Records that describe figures
════════════════════
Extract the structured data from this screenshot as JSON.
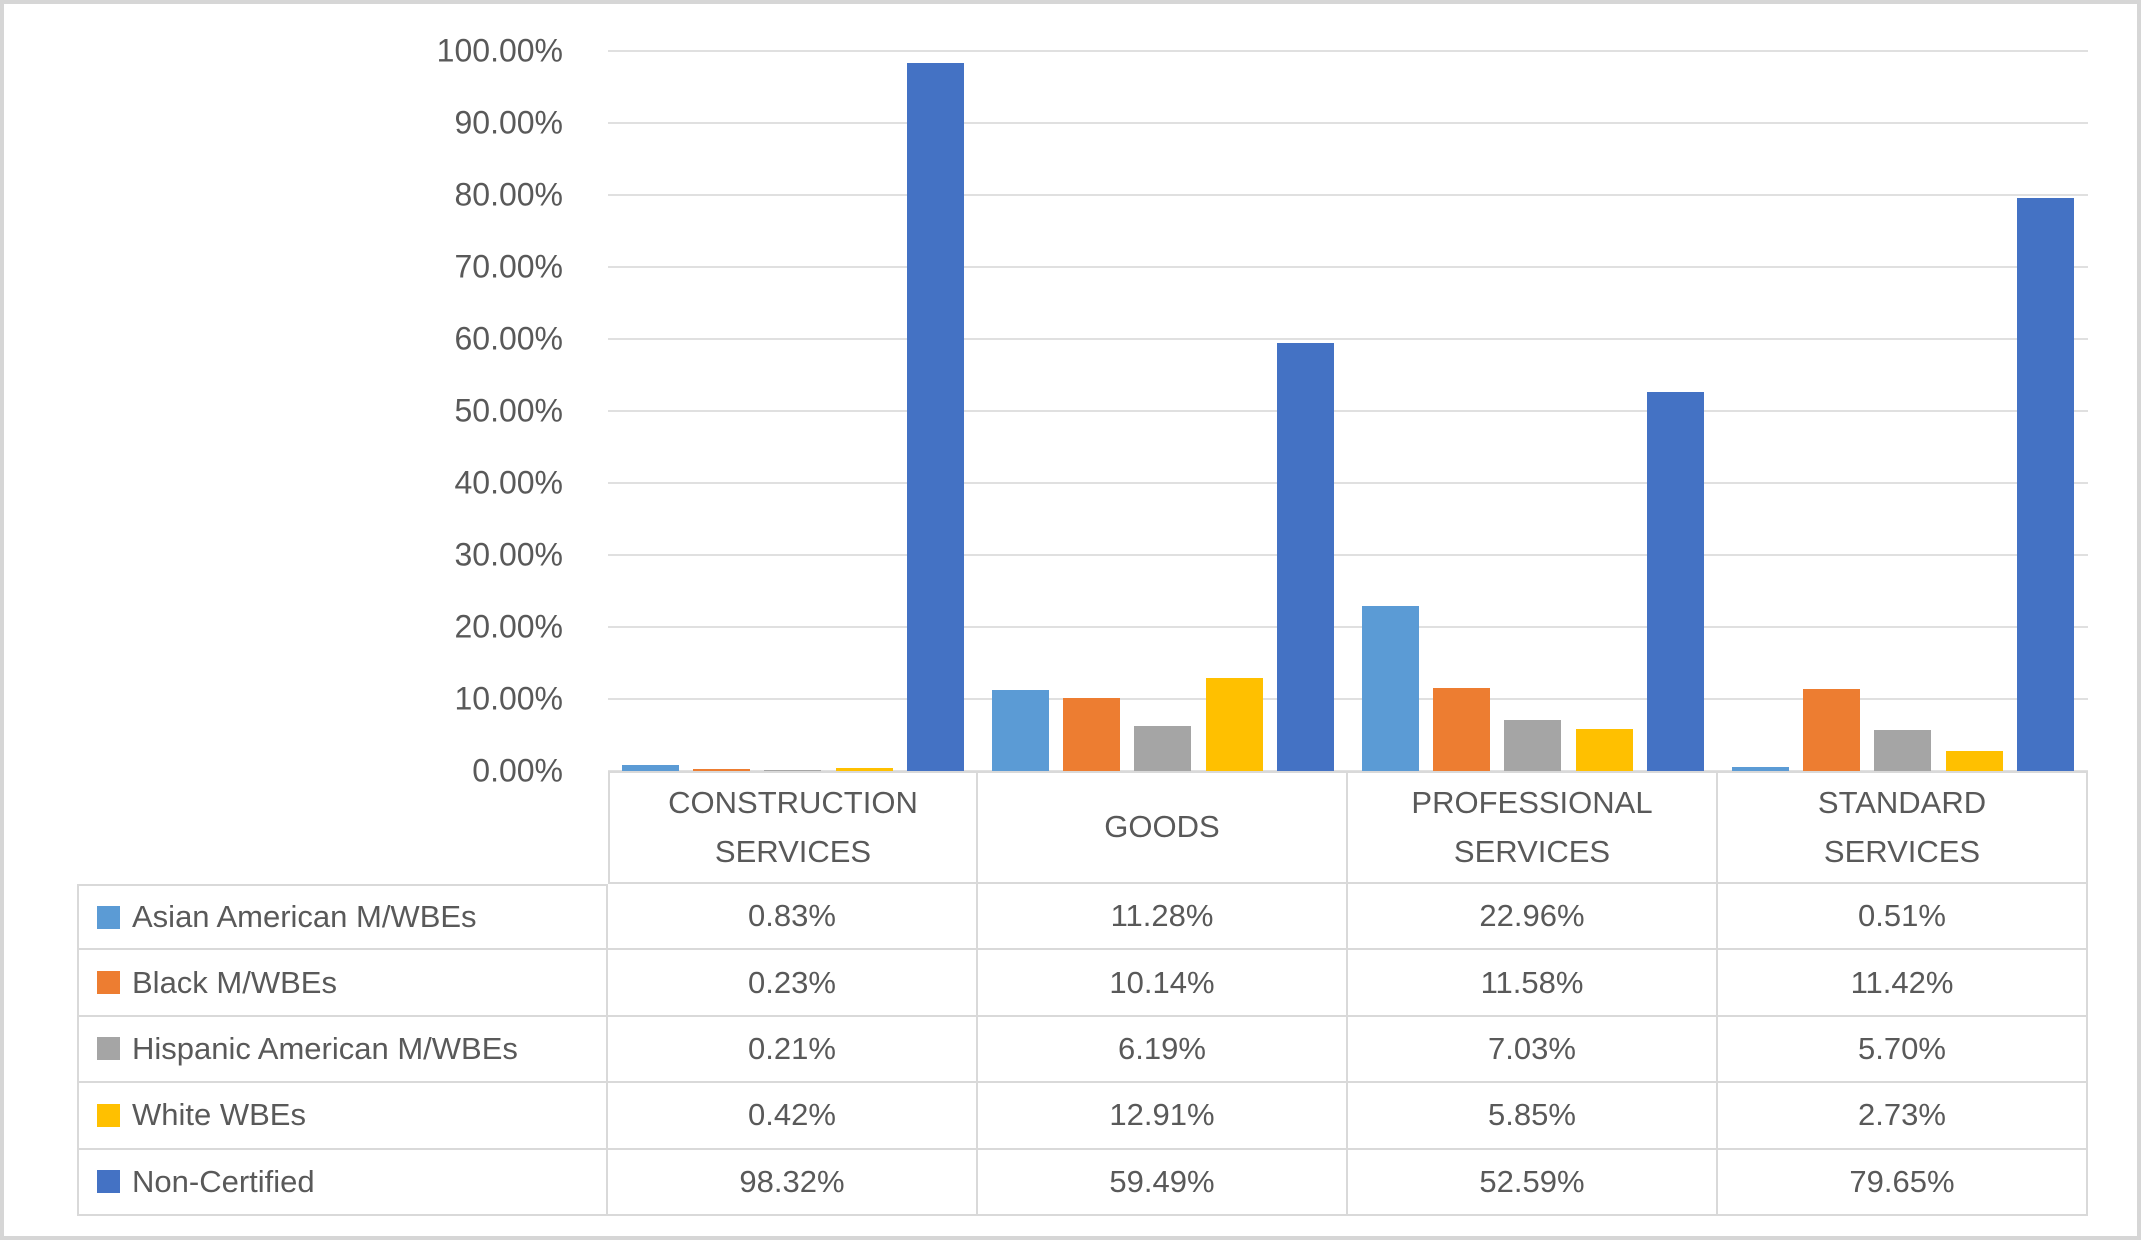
{
  "chart_data": {
    "type": "bar",
    "title": "",
    "xlabel": "",
    "ylabel": "",
    "grid": true,
    "legend_position": "data-table-left-column",
    "categories": [
      "CONSTRUCTION\nSERVICES",
      "GOODS",
      "PROFESSIONAL\nSERVICES",
      "STANDARD\nSERVICES"
    ],
    "y_axis": {
      "min": 0,
      "max": 100,
      "step": 10,
      "ticks": [
        "100.00%",
        "90.00%",
        "80.00%",
        "70.00%",
        "60.00%",
        "50.00%",
        "40.00%",
        "30.00%",
        "20.00%",
        "10.00%",
        "0.00%"
      ]
    },
    "series": [
      {
        "name": "Asian American M/WBEs",
        "color": "#5B9BD5",
        "values": [
          0.83,
          11.28,
          22.96,
          0.51
        ],
        "display": [
          "0.83%",
          "11.28%",
          "22.96%",
          "0.51%"
        ]
      },
      {
        "name": "Black M/WBEs",
        "color": "#ED7D31",
        "values": [
          0.23,
          10.14,
          11.58,
          11.42
        ],
        "display": [
          "0.23%",
          "10.14%",
          "11.58%",
          "11.42%"
        ]
      },
      {
        "name": "Hispanic American M/WBEs",
        "color": "#A5A5A5",
        "values": [
          0.21,
          6.19,
          7.03,
          5.7
        ],
        "display": [
          "0.21%",
          "6.19%",
          "7.03%",
          "5.70%"
        ]
      },
      {
        "name": "White WBEs",
        "color": "#FFC000",
        "values": [
          0.42,
          12.91,
          5.85,
          2.73
        ],
        "display": [
          "0.42%",
          "12.91%",
          "5.85%",
          "2.73%"
        ]
      },
      {
        "name": "Non-Certified",
        "color": "#4472C4",
        "values": [
          98.32,
          59.49,
          52.59,
          79.65
        ],
        "display": [
          "98.32%",
          "59.49%",
          "52.59%",
          "79.65%"
        ]
      }
    ]
  },
  "colors": {
    "text": "#595959",
    "gridline": "#E0E0E0",
    "table_border": "#D9D9D9",
    "frame_border": "#D6D6D6",
    "background": "#FFFFFF"
  }
}
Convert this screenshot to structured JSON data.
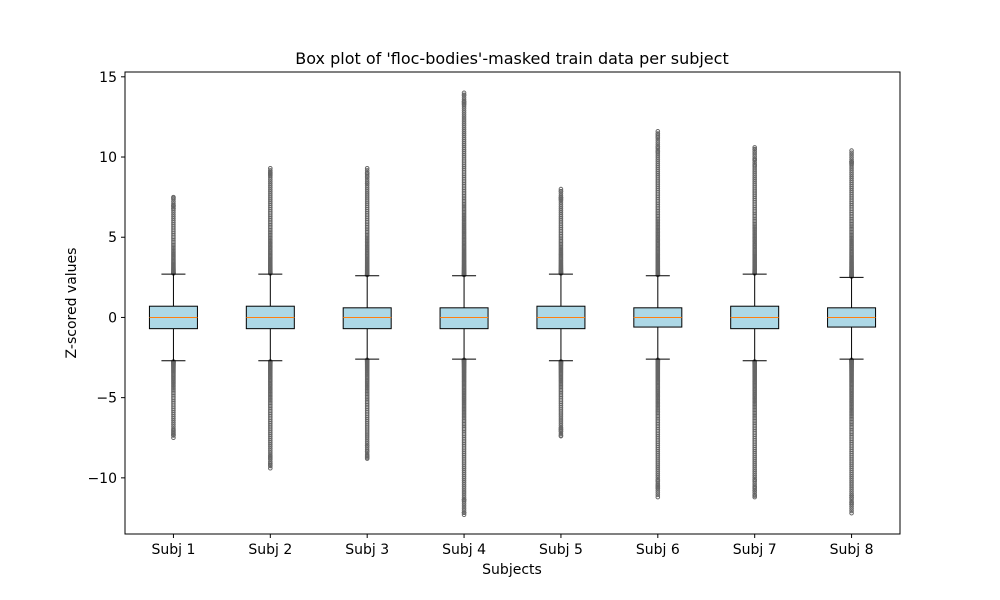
{
  "chart_data": {
    "type": "box",
    "title": "Box plot of 'floc-bodies'-masked train data per subject",
    "xlabel": "Subjects",
    "ylabel": "Z-scored values",
    "ylim": [
      -13.5,
      15.3
    ],
    "yticks": [
      -10,
      -5,
      0,
      5,
      10,
      15
    ],
    "ytick_labels": [
      "−10",
      "−5",
      "0",
      "5",
      "10",
      "15"
    ],
    "categories": [
      "Subj 1",
      "Subj 2",
      "Subj 3",
      "Subj 4",
      "Subj 5",
      "Subj 6",
      "Subj 7",
      "Subj 8"
    ],
    "boxes": [
      {
        "name": "Subj 1",
        "whisker_low": -2.7,
        "q1": -0.7,
        "median": 0.0,
        "q3": 0.7,
        "whisker_high": 2.7,
        "outlier_low_min": -7.5,
        "outlier_high_max": 7.5
      },
      {
        "name": "Subj 2",
        "whisker_low": -2.7,
        "q1": -0.7,
        "median": 0.0,
        "q3": 0.7,
        "whisker_high": 2.7,
        "outlier_low_min": -9.4,
        "outlier_high_max": 9.3
      },
      {
        "name": "Subj 3",
        "whisker_low": -2.6,
        "q1": -0.7,
        "median": 0.0,
        "q3": 0.6,
        "whisker_high": 2.6,
        "outlier_low_min": -8.8,
        "outlier_high_max": 9.3
      },
      {
        "name": "Subj 4",
        "whisker_low": -2.6,
        "q1": -0.7,
        "median": 0.0,
        "q3": 0.6,
        "whisker_high": 2.6,
        "outlier_low_min": -12.3,
        "outlier_high_max": 14.0
      },
      {
        "name": "Subj 5",
        "whisker_low": -2.7,
        "q1": -0.7,
        "median": 0.0,
        "q3": 0.7,
        "whisker_high": 2.7,
        "outlier_low_min": -7.4,
        "outlier_high_max": 8.0
      },
      {
        "name": "Subj 6",
        "whisker_low": -2.6,
        "q1": -0.6,
        "median": 0.0,
        "q3": 0.6,
        "whisker_high": 2.6,
        "outlier_low_min": -11.2,
        "outlier_high_max": 11.6
      },
      {
        "name": "Subj 7",
        "whisker_low": -2.7,
        "q1": -0.7,
        "median": 0.0,
        "q3": 0.7,
        "whisker_high": 2.7,
        "outlier_low_min": -11.2,
        "outlier_high_max": 10.6
      },
      {
        "name": "Subj 8",
        "whisker_low": -2.6,
        "q1": -0.6,
        "median": 0.0,
        "q3": 0.6,
        "whisker_high": 2.5,
        "outlier_low_min": -12.2,
        "outlier_high_max": 10.4
      }
    ],
    "colors": {
      "box_fill": "#add8e6",
      "box_edge": "#000000",
      "median": "#ff7f0e",
      "outlier": "#666666"
    },
    "grid": false,
    "legend": false
  }
}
════════════════════
_Exercise_
All records above are to be printed exactly, minus the pictures they contain.

_Correct output_
Extract the structured data from this screenshot as JSON.
{
  "chart_data": {
    "type": "bar",
    "title": "",
    "xlabel": "",
    "ylabel": "",
    "grid": true,
    "legend_position": "data-table-left-column",
    "categories": [
      "CONSTRUCTION\nSERVICES",
      "GOODS",
      "PROFESSIONAL\nSERVICES",
      "STANDARD\nSERVICES"
    ],
    "y_axis": {
      "min": 0,
      "max": 100,
      "step": 10,
      "ticks": [
        "100.00%",
        "90.00%",
        "80.00%",
        "70.00%",
        "60.00%",
        "50.00%",
        "40.00%",
        "30.00%",
        "20.00%",
        "10.00%",
        "0.00%"
      ]
    },
    "series": [
      {
        "name": "Asian American M/WBEs",
        "color": "#5B9BD5",
        "values": [
          0.83,
          11.28,
          22.96,
          0.51
        ],
        "display": [
          "0.83%",
          "11.28%",
          "22.96%",
          "0.51%"
        ]
      },
      {
        "name": "Black M/WBEs",
        "color": "#ED7D31",
        "values": [
          0.23,
          10.14,
          11.58,
          11.42
        ],
        "display": [
          "0.23%",
          "10.14%",
          "11.58%",
          "11.42%"
        ]
      },
      {
        "name": "Hispanic American M/WBEs",
        "color": "#A5A5A5",
        "values": [
          0.21,
          6.19,
          7.03,
          5.7
        ],
        "display": [
          "0.21%",
          "6.19%",
          "7.03%",
          "5.70%"
        ]
      },
      {
        "name": "White WBEs",
        "color": "#FFC000",
        "values": [
          0.42,
          12.91,
          5.85,
          2.73
        ],
        "display": [
          "0.42%",
          "12.91%",
          "5.85%",
          "2.73%"
        ]
      },
      {
        "name": "Non-Certified",
        "color": "#4472C4",
        "values": [
          98.32,
          59.49,
          52.59,
          79.65
        ],
        "display": [
          "98.32%",
          "59.49%",
          "52.59%",
          "79.65%"
        ]
      }
    ]
  },
  "colors": {
    "text": "#595959",
    "gridline": "#E0E0E0",
    "table_border": "#D9D9D9",
    "frame_border": "#D6D6D6",
    "background": "#FFFFFF"
  }
}
Convert this screenshot to structured JSON data.
{
  "chart_data": {
    "type": "box",
    "title": "Box plot of 'floc-bodies'-masked train data per subject",
    "xlabel": "Subjects",
    "ylabel": "Z-scored values",
    "ylim": [
      -13.5,
      15.3
    ],
    "yticks": [
      -10,
      -5,
      0,
      5,
      10,
      15
    ],
    "ytick_labels": [
      "−10",
      "−5",
      "0",
      "5",
      "10",
      "15"
    ],
    "categories": [
      "Subj 1",
      "Subj 2",
      "Subj 3",
      "Subj 4",
      "Subj 5",
      "Subj 6",
      "Subj 7",
      "Subj 8"
    ],
    "boxes": [
      {
        "name": "Subj 1",
        "whisker_low": -2.7,
        "q1": -0.7,
        "median": 0.0,
        "q3": 0.7,
        "whisker_high": 2.7,
        "outlier_low_min": -7.5,
        "outlier_high_max": 7.5
      },
      {
        "name": "Subj 2",
        "whisker_low": -2.7,
        "q1": -0.7,
        "median": 0.0,
        "q3": 0.7,
        "whisker_high": 2.7,
        "outlier_low_min": -9.4,
        "outlier_high_max": 9.3
      },
      {
        "name": "Subj 3",
        "whisker_low": -2.6,
        "q1": -0.7,
        "median": 0.0,
        "q3": 0.6,
        "whisker_high": 2.6,
        "outlier_low_min": -8.8,
        "outlier_high_max": 9.3
      },
      {
        "name": "Subj 4",
        "whisker_low": -2.6,
        "q1": -0.7,
        "median": 0.0,
        "q3": 0.6,
        "whisker_high": 2.6,
        "outlier_low_min": -12.3,
        "outlier_high_max": 14.0
      },
      {
        "name": "Subj 5",
        "whisker_low": -2.7,
        "q1": -0.7,
        "median": 0.0,
        "q3": 0.7,
        "whisker_high": 2.7,
        "outlier_low_min": -7.4,
        "outlier_high_max": 8.0
      },
      {
        "name": "Subj 6",
        "whisker_low": -2.6,
        "q1": -0.6,
        "median": 0.0,
        "q3": 0.6,
        "whisker_high": 2.6,
        "outlier_low_min": -11.2,
        "outlier_high_max": 11.6
      },
      {
        "name": "Subj 7",
        "whisker_low": -2.7,
        "q1": -0.7,
        "median": 0.0,
        "q3": 0.7,
        "whisker_high": 2.7,
        "outlier_low_min": -11.2,
        "outlier_high_max": 10.6
      },
      {
        "name": "Subj 8",
        "whisker_low": -2.6,
        "q1": -0.6,
        "median": 0.0,
        "q3": 0.6,
        "whisker_high": 2.5,
        "outlier_low_min": -12.2,
        "outlier_high_max": 10.4
      }
    ],
    "colors": {
      "box_fill": "#add8e6",
      "box_edge": "#000000",
      "median": "#ff7f0e",
      "outlier": "#666666"
    },
    "grid": false,
    "legend": false
  }
}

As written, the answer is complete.